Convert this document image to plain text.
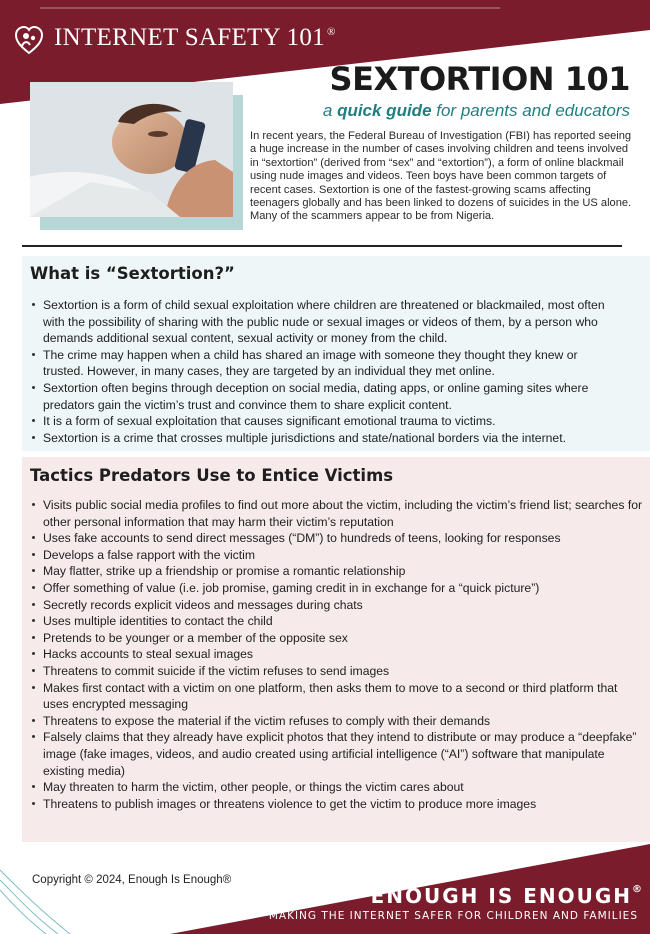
INTERNET SAFETY 101 ®
SEXTORTION 101
a quick guide for parents and educators
In recent years, the Federal Bureau of Investigation (FBI) has reported seeing a huge increase in the number of cases involving children and teens involved in “sextortion” (derived from “sex” and “extortion”), a form of online blackmail using nude images and videos. Teen boys have been common targets of recent cases. Sextortion is one of the fastest-growing scams affecting teenagers globally and has been linked to dozens of suicides in the US alone. Many of the scammers appear to be from Nigeria.
What is “Sextortion?”
Sextortion is a form of child sexual exploitation where children are threatened or blackmailed, most often with the possibility of sharing with the public nude or sexual images or videos of them, by a person who demands additional sexual content, sexual activity or money from the child.
The crime may happen when a child has shared an image with someone they thought they knew or trusted. However, in many cases, they are targeted by an individual they met online.
Sextortion often begins through deception on social media, dating apps, or online gaming sites where predators gain the victim’s trust and convince them to share explicit content.
It is a form of sexual exploitation that causes significant emotional trauma to victims.
Sextortion is a crime that crosses multiple jurisdictions and state/national borders via the internet.
Tactics Predators Use to Entice Victims
Visits public social media profiles to find out more about the victim, including the victim’s friend list; searches for other personal information that may harm their victim’s reputation
Uses fake accounts to send direct messages (“DM”) to hundreds of teens, looking for responses
Develops a false rapport with the victim
May flatter, strike up a friendship or promise a romantic relationship
Offer something of value (i.e. job promise, gaming credit in in exchange for a “quick picture”)
Secretly records explicit videos and messages during chats
Uses multiple identities to contact the child
Pretends to be younger or a member of the opposite sex
Hacks accounts to steal sexual images
Threatens to commit suicide if the victim refuses to send images
Makes first contact with a victim on one platform, then asks them to move to a second or third platform that uses encrypted messaging
Threatens to expose the material if the victim refuses to comply with their demands
Falsely claims that they already have explicit photos that they intend to distribute or may produce a “deepfake” image (fake images, videos, and audio created using artificial intelligence (“AI”) software that manipulate existing media)
May threaten to harm the victim, other people, or things the victim cares about
Threatens to publish images or threatens violence to get the victim to produce more images
Copyright © 2024, Enough Is Enough®
ENOUGH IS ENOUGH®
MAKING THE INTERNET SAFER FOR CHILDREN AND FAMILIES
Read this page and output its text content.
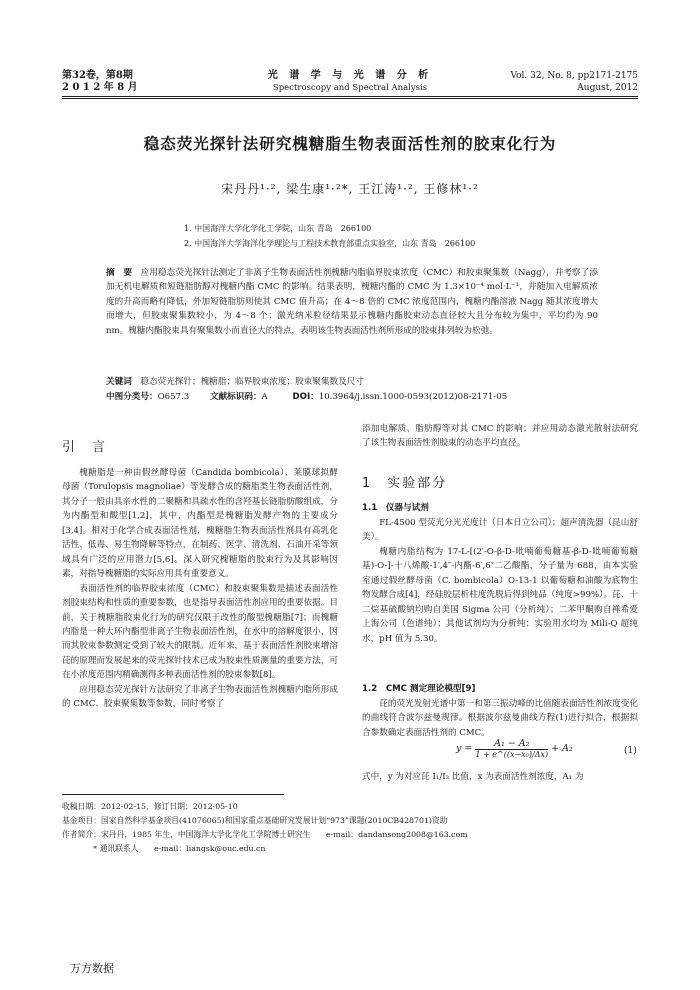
第32卷，第8期
2 0 1 2 年 8 月
光 谱 学 与 光 谱 分 析
Spectroscopy and Spectral Analysis
Vol. 32, No. 8, pp2171-2175
August, 2012
稳态荧光探针法研究槐糖脂生物表面活性剂的胶束化行为
宋丹丹¹·², 梁生康¹·²*, 王江涛¹·², 王修林¹·²
1. 中国海洋大学化学化工学院，山东 青岛　266100
2. 中国海洋大学海洋化学理论与工程技术教育部重点实验室，山东 青岛　266100
摘　要　 应用稳态荧光探针法测定了非离子生物表面活性剂槐糖内脂临界胶束浓度（CMC）和胶束聚集数（Nagg），并考察了添加无机电解质和短链脂肪醇对槐糖内酯 CMC 的影响。结果表明，槐糖内酯的 CMC 为 1.3×10⁻⁴ mol·L⁻¹，并随加入电解质浓度的升高而略有降低，外加短链脂肪则使其 CMC 值升高；在 4～8 倍的 CMC 浓度范围内，槐糖内酯溶液 Nagg 随其浓度增大而增大，但胶束聚集数较小，为 4～8 个；激光纳米粒径结果显示槐糖内酯胶束动态直径较大且分布较为集中，平均约为 90 nm。槐糖内酯胶束具有聚集数小而直径大的特点，表明该生物表面活性剂所形成的胶束排列较为松弛。
关键词　 稳态荧光探针；槐糖脂；临界胶束浓度；胶束聚集数及尺寸
中图分类号：O657.3 文献标识码：A	DOI：10.3964/j.issn.1000-0593(2012)08-2171-05
引　言

槐糖脂是一种由假丝酵母菌（Candida bombicola）、莱膜球拟酵母菌（Torulopsis magnoliae）等发酵合成的糖脂类生物表面活性剂，其分子一般由具亲水性的二聚糖和具疏水性的含羟基长链脂肪酸组成，分为内酯型和酸型[1,2]，其中，内酯型是槐糖脂发酵产物的主要成分[3,4]。相对于化学合成表面活性剂，槐糖脂生物表面活性剂具有高乳化活性、低毒、易生物降解等特点，在制药、医学、清洗剂、石油开采等领域具有广泛的应用潜力[5,6]。深入研究槐糖脂的胶束行为及其影响因素，对指导槐糖脂的实际应用具有重要意义。

表面活性剂的临界胶束浓度（CMC）和胶束聚集数是描述表面活性剂胶束结构和性质的重要参数，也是指导表面活性剂应用的重要依据。目前，关于槐糖脂胶束化行为的研究仅限于改性的酸型槐糖脂[7]；而槐糖内脂是一种大环内酯型非离子生物表面活性剂，在水中的溶解度很小，因而其胶束参数测定受到了较大的限制。近年来，基于表面活性剂胶束增溶芘的原理而发展起来的荧光探针技术已成为胶束性质测量的重要方法，可在小浓度范围内精确测得多种表面活性剂的胶束参数[8]。

应用稳态荧光探针方法研究了非离子生物表面活性剂槐糖内脂所形成的 CMC、胶束聚集数等参数，同时考察了

添加电解质、脂肪醇等对其 CMC 的影响；并应用动态激光散射法研究了该生物表面活性剂胶束的动态平均直径。

1　实验部分
1.1　仪器与试剂

FL-4500 型荧光分光光度计（日本日立公司）；超声清洗器（昆山舒美）。

槐糖内脂结构为 17-L-[(2′-O-β-D-吡喃葡萄糖基-β-D-吡喃葡萄糖基)-O-]-十八烯酸-1′,4″-内酯-6′,6″二乙酸酯，分子量为 688，由本实验室通过假丝酵母菌（C. bombicola）O-13-1 以葡萄糖和油酸为底物生物发酵合成[4]，经硅胶层析柱度洗脱后得到纯品（纯度>99%）。芘、十二烷基硫酸钠均购自美国 Sigma 公司（分析纯）；二苯甲酮购自禅希爱上海公司（色谱纯）；其他试剂均为分析纯；实验用水均为 Mili-Q 超纯水，pH 值为 5.30。

1.2　CMC 测定理论模型[9]

芘的荧光发射光谱中第一和第三振动峰的比值随表面活性剂浓度变化的曲线符合波尔兹曼规律。根据波尔兹曼曲线方程(1)进行拟合，根据拟合参数确定表面活性剂的 CMC。

$y = \frac{\text{A₁ − A₂}}{\text{1 + e\textasciicircum{}((x−x₀)/Δx)}} + A_2$	(1)

式中，y 为对应芘 I₁/I₃ 比值，x 为表面活性剂浓度，A₁ 为

收稿日期：2012-02-15，修订日期：2012-05-10
基金项目：国家自然科学基金项目(41076065)和国家重点基础研究发展计划“973”课题(2010CB428701)资助
作者简介：宋丹丹，1985 年生，中国海洋大学化学化工学院博士研究生　　e-mail：dandansong2008@163.com
　　　　* 通讯联系人　　e-mail：liangsk@ouc.edu.cn
万方数据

————

Reply with nothing but the number of lines that contain the word "this".

2